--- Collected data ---
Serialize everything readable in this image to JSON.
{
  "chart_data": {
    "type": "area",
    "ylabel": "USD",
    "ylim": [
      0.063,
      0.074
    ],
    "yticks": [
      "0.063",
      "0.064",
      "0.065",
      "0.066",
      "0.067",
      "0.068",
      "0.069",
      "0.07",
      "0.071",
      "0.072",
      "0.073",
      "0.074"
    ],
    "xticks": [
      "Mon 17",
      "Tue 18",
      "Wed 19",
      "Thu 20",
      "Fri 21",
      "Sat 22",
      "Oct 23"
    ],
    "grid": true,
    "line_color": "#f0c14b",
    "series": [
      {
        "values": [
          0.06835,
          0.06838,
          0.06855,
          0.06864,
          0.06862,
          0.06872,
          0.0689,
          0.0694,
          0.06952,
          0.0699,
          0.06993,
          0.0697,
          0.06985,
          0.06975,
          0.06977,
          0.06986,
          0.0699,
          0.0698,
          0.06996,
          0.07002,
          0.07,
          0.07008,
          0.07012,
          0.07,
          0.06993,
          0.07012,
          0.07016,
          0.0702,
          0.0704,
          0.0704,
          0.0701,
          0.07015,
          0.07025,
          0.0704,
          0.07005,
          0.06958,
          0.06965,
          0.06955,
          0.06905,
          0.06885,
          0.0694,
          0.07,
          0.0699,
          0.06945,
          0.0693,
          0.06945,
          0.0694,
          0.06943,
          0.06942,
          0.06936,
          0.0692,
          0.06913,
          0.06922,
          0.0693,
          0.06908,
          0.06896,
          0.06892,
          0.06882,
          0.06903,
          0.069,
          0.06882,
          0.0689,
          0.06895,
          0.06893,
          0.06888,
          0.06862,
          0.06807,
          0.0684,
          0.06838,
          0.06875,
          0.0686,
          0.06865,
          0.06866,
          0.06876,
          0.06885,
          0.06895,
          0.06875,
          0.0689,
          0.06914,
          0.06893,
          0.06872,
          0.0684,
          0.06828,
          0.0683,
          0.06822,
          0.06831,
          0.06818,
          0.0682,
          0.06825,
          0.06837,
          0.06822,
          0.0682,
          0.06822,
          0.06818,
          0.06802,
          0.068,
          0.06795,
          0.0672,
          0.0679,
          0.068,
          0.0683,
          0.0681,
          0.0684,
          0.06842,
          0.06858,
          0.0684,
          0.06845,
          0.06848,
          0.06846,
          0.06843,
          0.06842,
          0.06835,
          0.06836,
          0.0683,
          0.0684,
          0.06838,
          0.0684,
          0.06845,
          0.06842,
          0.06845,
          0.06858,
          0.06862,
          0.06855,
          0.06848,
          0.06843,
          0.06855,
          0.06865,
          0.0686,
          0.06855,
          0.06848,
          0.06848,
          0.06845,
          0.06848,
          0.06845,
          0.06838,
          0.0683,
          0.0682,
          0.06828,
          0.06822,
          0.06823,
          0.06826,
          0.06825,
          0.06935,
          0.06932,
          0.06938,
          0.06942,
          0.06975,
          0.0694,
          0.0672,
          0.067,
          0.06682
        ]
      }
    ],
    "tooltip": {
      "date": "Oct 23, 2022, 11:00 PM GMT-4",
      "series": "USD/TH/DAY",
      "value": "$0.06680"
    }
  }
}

--- WHAT IS ASKED ---
Reproduce all data above, unchanged.

--- PROBLEM SOLUTION ---
Serialize everything readable in this image to JSON.
{
  "chart_data": {
    "type": "area",
    "ylabel": "USD",
    "ylim": [
      0.063,
      0.074
    ],
    "yticks": [
      "0.063",
      "0.064",
      "0.065",
      "0.066",
      "0.067",
      "0.068",
      "0.069",
      "0.07",
      "0.071",
      "0.072",
      "0.073",
      "0.074"
    ],
    "xticks": [
      "Mon 17",
      "Tue 18",
      "Wed 19",
      "Thu 20",
      "Fri 21",
      "Sat 22",
      "Oct 23"
    ],
    "grid": true,
    "line_color": "#f0c14b",
    "series": [
      {
        "values": [
          0.06835,
          0.06838,
          0.06855,
          0.06864,
          0.06862,
          0.06872,
          0.0689,
          0.0694,
          0.06952,
          0.0699,
          0.06993,
          0.0697,
          0.06985,
          0.06975,
          0.06977,
          0.06986,
          0.0699,
          0.0698,
          0.06996,
          0.07002,
          0.07,
          0.07008,
          0.07012,
          0.07,
          0.06993,
          0.07012,
          0.07016,
          0.0702,
          0.0704,
          0.0704,
          0.0701,
          0.07015,
          0.07025,
          0.0704,
          0.07005,
          0.06958,
          0.06965,
          0.06955,
          0.06905,
          0.06885,
          0.0694,
          0.07,
          0.0699,
          0.06945,
          0.0693,
          0.06945,
          0.0694,
          0.06943,
          0.06942,
          0.06936,
          0.0692,
          0.06913,
          0.06922,
          0.0693,
          0.06908,
          0.06896,
          0.06892,
          0.06882,
          0.06903,
          0.069,
          0.06882,
          0.0689,
          0.06895,
          0.06893,
          0.06888,
          0.06862,
          0.06807,
          0.0684,
          0.06838,
          0.06875,
          0.0686,
          0.06865,
          0.06866,
          0.06876,
          0.06885,
          0.06895,
          0.06875,
          0.0689,
          0.06914,
          0.06893,
          0.06872,
          0.0684,
          0.06828,
          0.0683,
          0.06822,
          0.06831,
          0.06818,
          0.0682,
          0.06825,
          0.06837,
          0.06822,
          0.0682,
          0.06822,
          0.06818,
          0.06802,
          0.068,
          0.06795,
          0.0672,
          0.0679,
          0.068,
          0.0683,
          0.0681,
          0.0684,
          0.06842,
          0.06858,
          0.0684,
          0.06845,
          0.06848,
          0.06846,
          0.06843,
          0.06842,
          0.06835,
          0.06836,
          0.0683,
          0.0684,
          0.06838,
          0.0684,
          0.06845,
          0.06842,
          0.06845,
          0.06858,
          0.06862,
          0.06855,
          0.06848,
          0.06843,
          0.06855,
          0.06865,
          0.0686,
          0.06855,
          0.06848,
          0.06848,
          0.06845,
          0.06848,
          0.06845,
          0.06838,
          0.0683,
          0.0682,
          0.06828,
          0.06822,
          0.06823,
          0.06826,
          0.06825,
          0.06935,
          0.06932,
          0.06938,
          0.06942,
          0.06975,
          0.0694,
          0.0672,
          0.067,
          0.06682
        ]
      }
    ],
    "tooltip": {
      "date": "Oct 23, 2022, 11:00 PM GMT-4",
      "series": "USD/TH/DAY",
      "value": "$0.06680"
    }
  }
}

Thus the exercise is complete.